# [THE EXERCISE]
Pictures are excluded from this exercise. Transcribe exactly the lines from the one containing "Read out every word on this page." through the last line of the listing.

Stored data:

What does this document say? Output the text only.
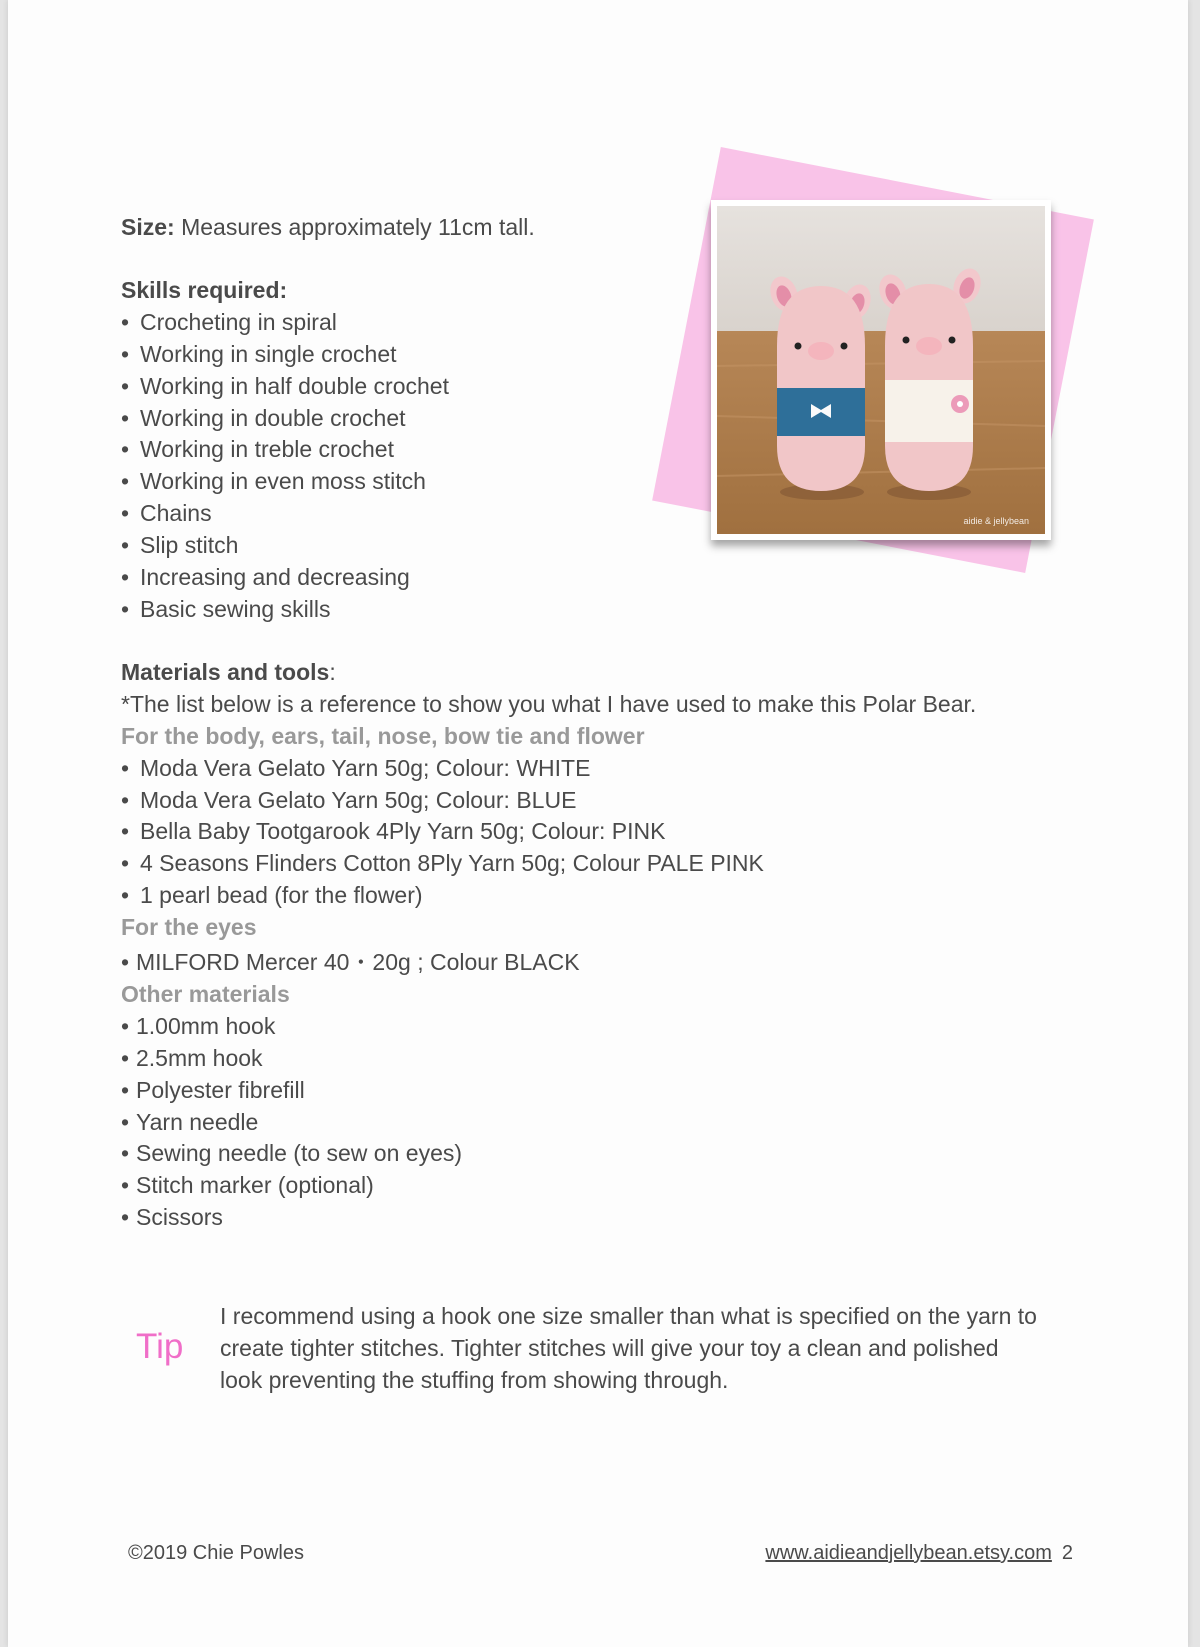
aidie & jellybean

Size: Measures approximately 11cm tall.

Skills required:

• Crocheting in spiral
• Working in single crochet
• Working in half double crochet
• Working in double crochet
• Working in treble crochet
• Working in even moss stitch
• Chains
• Slip stitch
• Increasing and decreasing
• Basic sewing skills

Materials and tools:

*The list below is a reference to show you what I have used to make this Polar Bear.

For the body, ears, tail, nose, bow tie and flower

• Moda Vera Gelato Yarn 50g; Colour: WHITE
• Moda Vera Gelato Yarn 50g; Colour: BLUE
• Bella Baby Tootgarook 4Ply Yarn 50g; Colour: PINK
• 4 Seasons Flinders Cotton 8Ply Yarn 50g; Colour PALE PINK
• 1 pearl bead (for the flower)

For the eyes

• MILFORD Mercer 40・20g ; Colour BLACK

Other materials

• 1.00mm hook
• 2.5mm hook
• Polyester fibrefill
• Yarn needle
• Sewing needle (to sew on eyes)
• Stitch marker (optional)
• Scissors
Tip
I recommend using a hook one size smaller than what is specified on the yarn to create tighter stitches. Tighter stitches will give your toy a clean and polished look preventing the stuffing from showing through.
©2019 Chie Powles	www.aidieandjellybean.etsy.com 2
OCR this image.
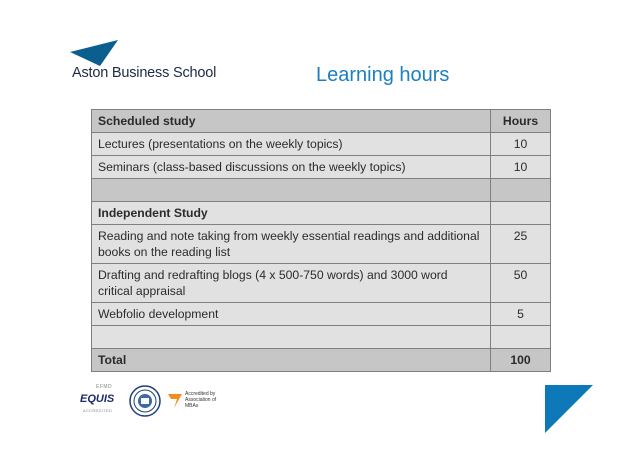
Aston Business School	Learning hours
Scheduled study	Hours
Lectures (presentations on the weekly topics)	10
Seminars (class-based discussions on the weekly topics)	10

Independent Study	
Reading and note taking from weekly essential readings and additional books on the reading list	25
Drafting and redrafting blogs (4 x 500-750 words) and 3000 word critical appraisal	50
Webfolio development	5

Total	100
EFMD
EQUIS
ACCREDITED
Accredited by Association of MBAs
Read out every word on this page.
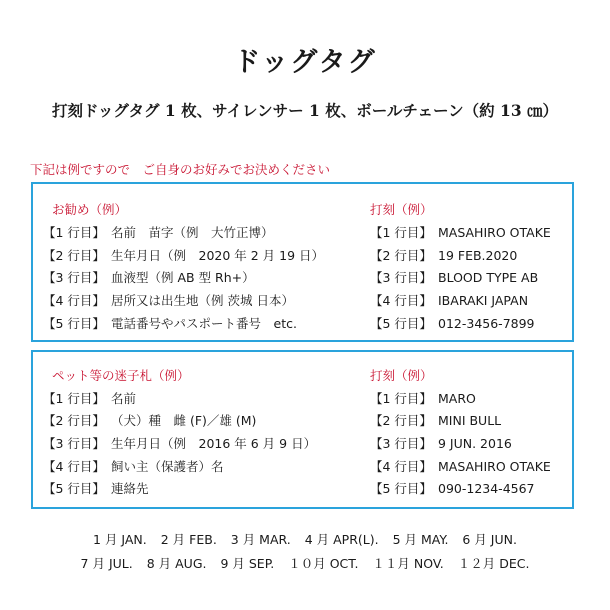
ドッグタグ
打刻ドッグタグ 1 枚、サイレンサー 1 枚、ボールチェーン（約 13 ㎝）
下記は例ですので　ご自身のお好みでお決めください
お勧め（例）	打刻（例）
【1 行目】 名前　苗字（例　大竹正博）	【1 行目】 MASAHIRO OTAKE
【2 行目】 生年月日（例　2020 年 2 月 19 日）	【2 行目】 19 FEB.2020
【3 行目】 血液型（例 AB 型 Rh+）	【3 行目】 BLOOD TYPE AB
【4 行目】 居所又は出生地（例 茨城 日本）	【4 行目】 IBARAKI JAPAN
【5 行目】 電話番号やパスポート番号　etc.	【5 行目】 012-3456-7899
ペット等の迷子札（例）	打刻（例）
【1 行目】 名前	【1 行目】 MARO
【2 行目】 （犬）種　雌 (F)／雄 (M)	【2 行目】 MINI BULL
【3 行目】 生年月日（例　2016 年 6 月 9 日）	【3 行目】 9 JUN. 2016
【4 行目】 飼い主（保護者）名	【4 行目】 MASAHIRO OTAKE
【5 行目】 連絡先	【5 行目】 090-1234-4567
1 月 JAN. 2 月 FEB. 3 月 MAR. 4 月 APR(L). 5 月 MAY. 6 月 JUN.
7 月 JUL. 8 月 AUG. 9 月 SEP. １０月 OCT. １１月 NOV. １２月 DEC.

# [EXERCISE RESULT]
Read out every word on this page.
ドッグタグ
打刻ドッグタグ 1 枚、サイレンサー 1 枚、ボールチェーン（約 13 ㎝）
下記は例ですので　ご自身のお好みでお決めください
お勧め（例）	打刻（例）
【1 行目】 名前　苗字（例　大竹正博）	【1 行目】 MASAHIRO OTAKE
【2 行目】 生年月日（例　2020 年 2 月 19 日）	【2 行目】 19 FEB.2020
【3 行目】 血液型（例 AB 型 Rh+）	【3 行目】 BLOOD TYPE AB
【4 行目】 居所又は出生地（例 茨城 日本）	【4 行目】 IBARAKI JAPAN
【5 行目】 電話番号やパスポート番号　etc.	【5 行目】 012-3456-7899
ペット等の迷子札（例）	打刻（例）
【1 行目】 名前	【1 行目】 MARO
【2 行目】 （犬）種　雌 (F)／雄 (M)	【2 行目】 MINI BULL
【3 行目】 生年月日（例　2016 年 6 月 9 日）	【3 行目】 9 JUN. 2016
【4 行目】 飼い主（保護者）名	【4 行目】 MASAHIRO OTAKE
【5 行目】 連絡先	【5 行目】 090-1234-4567
1 月 JAN. 2 月 FEB. 3 月 MAR. 4 月 APR(L). 5 月 MAY. 6 月 JUN.
7 月 JUL. 8 月 AUG. 9 月 SEP. １０月 OCT. １１月 NOV. １２月 DEC.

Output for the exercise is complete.